(Dataset items)
— Start —

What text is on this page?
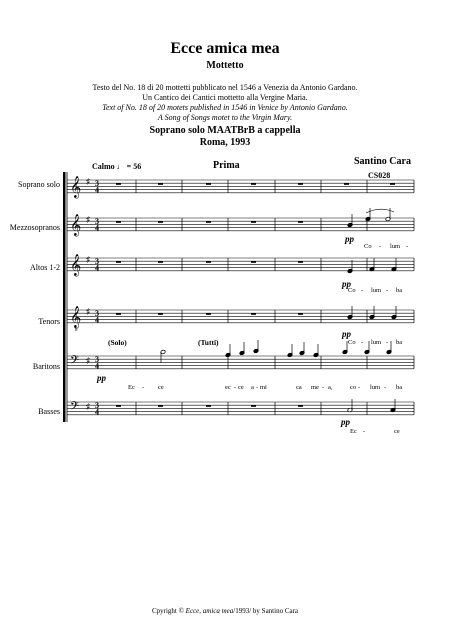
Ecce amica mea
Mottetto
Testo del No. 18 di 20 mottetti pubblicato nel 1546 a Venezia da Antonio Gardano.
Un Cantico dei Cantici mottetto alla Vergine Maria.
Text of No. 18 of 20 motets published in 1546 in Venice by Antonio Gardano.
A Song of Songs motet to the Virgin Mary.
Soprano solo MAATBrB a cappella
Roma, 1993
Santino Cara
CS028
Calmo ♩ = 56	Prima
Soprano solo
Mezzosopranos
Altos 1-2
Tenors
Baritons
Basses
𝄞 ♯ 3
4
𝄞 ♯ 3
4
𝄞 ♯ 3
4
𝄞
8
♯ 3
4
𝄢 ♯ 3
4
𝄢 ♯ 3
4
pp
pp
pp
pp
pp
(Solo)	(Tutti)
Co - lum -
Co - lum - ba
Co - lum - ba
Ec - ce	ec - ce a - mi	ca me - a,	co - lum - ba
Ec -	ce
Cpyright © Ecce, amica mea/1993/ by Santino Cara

— End —

What is needed:
Extract all lines of the records above that include "amica".

Complete answer:
Ecce amica mea
Cpyright © Ecce, amica mea/1993/ by Santino Cara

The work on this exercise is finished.